GIVEN TASK | Copy every line of the following data that includes the string "pizarra".
--- START ITEMS ---
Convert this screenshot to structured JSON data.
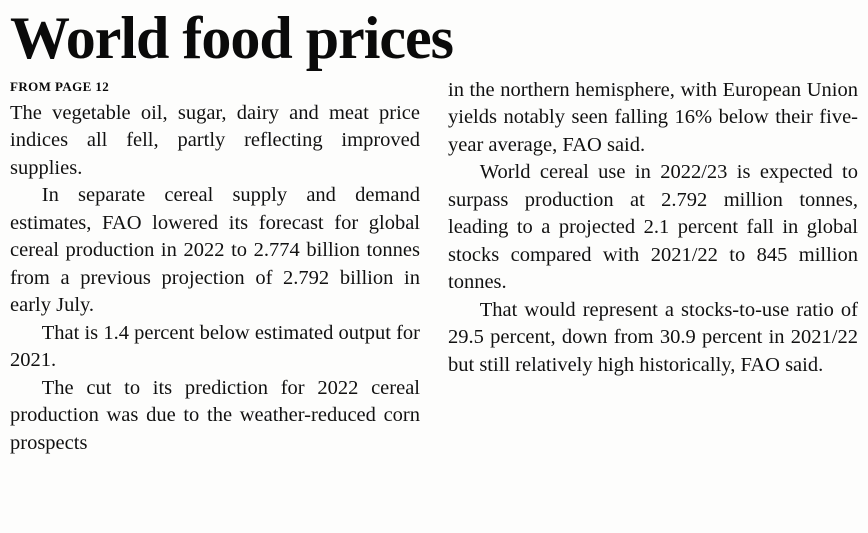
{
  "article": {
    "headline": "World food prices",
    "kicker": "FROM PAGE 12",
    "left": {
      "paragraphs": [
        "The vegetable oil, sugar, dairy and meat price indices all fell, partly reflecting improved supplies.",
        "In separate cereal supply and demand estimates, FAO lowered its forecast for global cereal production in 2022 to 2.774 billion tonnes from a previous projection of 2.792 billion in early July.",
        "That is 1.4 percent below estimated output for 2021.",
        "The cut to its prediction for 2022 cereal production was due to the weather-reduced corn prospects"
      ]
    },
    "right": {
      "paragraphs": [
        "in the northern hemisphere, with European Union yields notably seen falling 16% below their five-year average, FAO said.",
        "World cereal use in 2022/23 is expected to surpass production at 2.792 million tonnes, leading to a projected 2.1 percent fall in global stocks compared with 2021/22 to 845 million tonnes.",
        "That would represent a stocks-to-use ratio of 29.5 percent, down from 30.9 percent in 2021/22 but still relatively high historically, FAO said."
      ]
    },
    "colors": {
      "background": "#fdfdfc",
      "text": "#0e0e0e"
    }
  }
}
--- END ITEMS ---
--- START ITEMS ---
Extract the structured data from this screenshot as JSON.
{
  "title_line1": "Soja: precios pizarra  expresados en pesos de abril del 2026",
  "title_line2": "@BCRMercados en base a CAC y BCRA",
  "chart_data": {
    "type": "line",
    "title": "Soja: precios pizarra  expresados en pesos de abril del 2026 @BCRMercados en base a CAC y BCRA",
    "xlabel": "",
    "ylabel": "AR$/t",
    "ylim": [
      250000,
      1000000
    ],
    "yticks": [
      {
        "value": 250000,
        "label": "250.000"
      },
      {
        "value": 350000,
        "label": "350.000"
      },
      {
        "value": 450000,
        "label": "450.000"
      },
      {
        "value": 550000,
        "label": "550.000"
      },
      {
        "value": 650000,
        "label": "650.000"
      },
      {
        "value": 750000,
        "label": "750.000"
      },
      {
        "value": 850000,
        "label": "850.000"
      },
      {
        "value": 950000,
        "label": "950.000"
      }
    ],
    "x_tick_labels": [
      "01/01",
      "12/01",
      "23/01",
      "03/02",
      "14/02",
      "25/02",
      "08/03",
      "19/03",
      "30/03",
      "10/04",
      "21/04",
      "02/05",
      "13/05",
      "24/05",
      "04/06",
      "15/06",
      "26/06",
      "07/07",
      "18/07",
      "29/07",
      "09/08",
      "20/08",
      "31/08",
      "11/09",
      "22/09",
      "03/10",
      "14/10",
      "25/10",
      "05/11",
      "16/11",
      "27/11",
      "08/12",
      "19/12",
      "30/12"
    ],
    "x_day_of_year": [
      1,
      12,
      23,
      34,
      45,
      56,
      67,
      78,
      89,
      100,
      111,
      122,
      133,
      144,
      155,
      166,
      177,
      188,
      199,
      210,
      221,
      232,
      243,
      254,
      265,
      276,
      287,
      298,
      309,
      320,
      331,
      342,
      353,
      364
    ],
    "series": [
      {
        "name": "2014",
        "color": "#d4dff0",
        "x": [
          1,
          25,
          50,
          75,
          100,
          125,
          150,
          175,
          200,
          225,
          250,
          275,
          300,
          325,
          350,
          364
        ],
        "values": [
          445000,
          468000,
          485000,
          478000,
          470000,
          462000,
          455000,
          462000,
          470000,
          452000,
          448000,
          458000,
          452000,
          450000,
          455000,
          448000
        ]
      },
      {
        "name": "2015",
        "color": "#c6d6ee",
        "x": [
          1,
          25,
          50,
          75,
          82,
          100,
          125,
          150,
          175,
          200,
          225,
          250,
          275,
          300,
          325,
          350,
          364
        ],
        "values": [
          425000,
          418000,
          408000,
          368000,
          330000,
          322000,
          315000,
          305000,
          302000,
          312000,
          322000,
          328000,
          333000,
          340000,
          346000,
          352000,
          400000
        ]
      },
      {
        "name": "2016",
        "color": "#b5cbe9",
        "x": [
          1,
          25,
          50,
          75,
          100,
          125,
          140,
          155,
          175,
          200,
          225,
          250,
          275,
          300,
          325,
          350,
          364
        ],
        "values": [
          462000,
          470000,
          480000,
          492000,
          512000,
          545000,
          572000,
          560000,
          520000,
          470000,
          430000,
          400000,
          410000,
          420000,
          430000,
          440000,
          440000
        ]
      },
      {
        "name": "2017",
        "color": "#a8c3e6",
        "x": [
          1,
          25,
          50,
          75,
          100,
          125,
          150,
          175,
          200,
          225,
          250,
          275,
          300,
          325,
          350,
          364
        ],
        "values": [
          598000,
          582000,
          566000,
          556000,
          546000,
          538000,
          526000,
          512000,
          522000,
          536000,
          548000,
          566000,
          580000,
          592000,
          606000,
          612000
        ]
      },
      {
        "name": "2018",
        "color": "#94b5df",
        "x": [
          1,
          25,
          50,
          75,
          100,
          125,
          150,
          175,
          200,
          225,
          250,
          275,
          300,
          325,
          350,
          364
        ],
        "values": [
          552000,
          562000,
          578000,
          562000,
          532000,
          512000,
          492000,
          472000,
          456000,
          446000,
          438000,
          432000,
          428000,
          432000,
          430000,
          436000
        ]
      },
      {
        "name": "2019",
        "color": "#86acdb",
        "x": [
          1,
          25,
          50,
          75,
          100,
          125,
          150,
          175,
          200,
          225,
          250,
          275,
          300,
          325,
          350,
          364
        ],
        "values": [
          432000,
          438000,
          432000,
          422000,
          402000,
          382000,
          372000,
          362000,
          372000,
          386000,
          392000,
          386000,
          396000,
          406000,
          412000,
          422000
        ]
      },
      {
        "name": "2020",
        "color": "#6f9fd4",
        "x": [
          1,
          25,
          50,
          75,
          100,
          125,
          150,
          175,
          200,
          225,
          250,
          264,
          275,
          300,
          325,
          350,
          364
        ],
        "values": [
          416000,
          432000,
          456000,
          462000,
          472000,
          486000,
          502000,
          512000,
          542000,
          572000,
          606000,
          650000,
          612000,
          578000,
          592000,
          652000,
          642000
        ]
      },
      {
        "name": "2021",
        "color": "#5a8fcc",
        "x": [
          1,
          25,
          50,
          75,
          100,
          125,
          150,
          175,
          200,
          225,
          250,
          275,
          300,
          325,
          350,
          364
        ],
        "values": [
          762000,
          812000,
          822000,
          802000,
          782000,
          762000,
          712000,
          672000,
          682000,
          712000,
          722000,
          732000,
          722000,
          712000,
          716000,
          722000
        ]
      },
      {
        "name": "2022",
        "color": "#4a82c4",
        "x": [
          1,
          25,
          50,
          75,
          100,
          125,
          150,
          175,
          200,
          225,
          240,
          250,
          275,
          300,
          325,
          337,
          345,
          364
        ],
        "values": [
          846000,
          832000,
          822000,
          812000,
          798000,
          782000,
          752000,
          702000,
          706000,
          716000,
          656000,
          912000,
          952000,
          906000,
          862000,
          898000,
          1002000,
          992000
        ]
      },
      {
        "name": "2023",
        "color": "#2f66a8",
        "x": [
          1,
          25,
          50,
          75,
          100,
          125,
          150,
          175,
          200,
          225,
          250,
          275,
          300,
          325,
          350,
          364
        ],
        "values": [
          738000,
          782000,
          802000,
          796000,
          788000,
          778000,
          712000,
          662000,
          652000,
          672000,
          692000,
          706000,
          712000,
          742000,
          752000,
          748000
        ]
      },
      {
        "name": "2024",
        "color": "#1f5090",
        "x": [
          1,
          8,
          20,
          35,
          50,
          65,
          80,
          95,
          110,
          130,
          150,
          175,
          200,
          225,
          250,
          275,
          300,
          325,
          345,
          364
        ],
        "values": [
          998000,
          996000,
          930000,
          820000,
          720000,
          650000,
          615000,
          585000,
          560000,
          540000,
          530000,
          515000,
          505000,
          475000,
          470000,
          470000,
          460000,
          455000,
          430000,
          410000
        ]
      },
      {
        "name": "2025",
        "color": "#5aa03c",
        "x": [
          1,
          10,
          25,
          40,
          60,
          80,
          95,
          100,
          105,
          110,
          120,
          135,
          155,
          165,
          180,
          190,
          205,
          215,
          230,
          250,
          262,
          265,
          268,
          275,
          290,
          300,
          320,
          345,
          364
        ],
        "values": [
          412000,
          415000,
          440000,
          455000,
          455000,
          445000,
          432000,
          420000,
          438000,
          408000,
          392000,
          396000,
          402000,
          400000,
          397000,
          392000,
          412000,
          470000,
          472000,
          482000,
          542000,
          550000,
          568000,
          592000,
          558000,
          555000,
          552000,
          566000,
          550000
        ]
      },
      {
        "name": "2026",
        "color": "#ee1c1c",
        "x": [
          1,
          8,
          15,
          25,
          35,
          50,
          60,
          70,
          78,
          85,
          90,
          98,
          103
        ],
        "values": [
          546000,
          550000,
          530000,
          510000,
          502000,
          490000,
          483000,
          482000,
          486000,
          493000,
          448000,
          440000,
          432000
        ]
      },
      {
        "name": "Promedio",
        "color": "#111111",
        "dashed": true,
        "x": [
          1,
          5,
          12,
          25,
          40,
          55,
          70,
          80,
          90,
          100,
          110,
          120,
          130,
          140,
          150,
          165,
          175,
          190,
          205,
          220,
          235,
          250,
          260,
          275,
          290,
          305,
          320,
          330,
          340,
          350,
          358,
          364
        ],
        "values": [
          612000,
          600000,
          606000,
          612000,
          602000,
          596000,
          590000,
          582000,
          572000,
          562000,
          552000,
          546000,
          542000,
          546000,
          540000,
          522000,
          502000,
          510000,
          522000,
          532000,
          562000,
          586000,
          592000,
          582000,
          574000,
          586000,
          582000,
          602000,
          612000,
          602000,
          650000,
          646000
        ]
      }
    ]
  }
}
--- END ITEMS ---
RESPONSE TO THIS EXERCISE |
  "title_line1": "Soja: precios pizarra  expresados en pesos de abril del 2026",
    "title": "Soja: precios pizarra  expresados en pesos de abril del 2026 @BCRMercados en base a CAC y BCRA",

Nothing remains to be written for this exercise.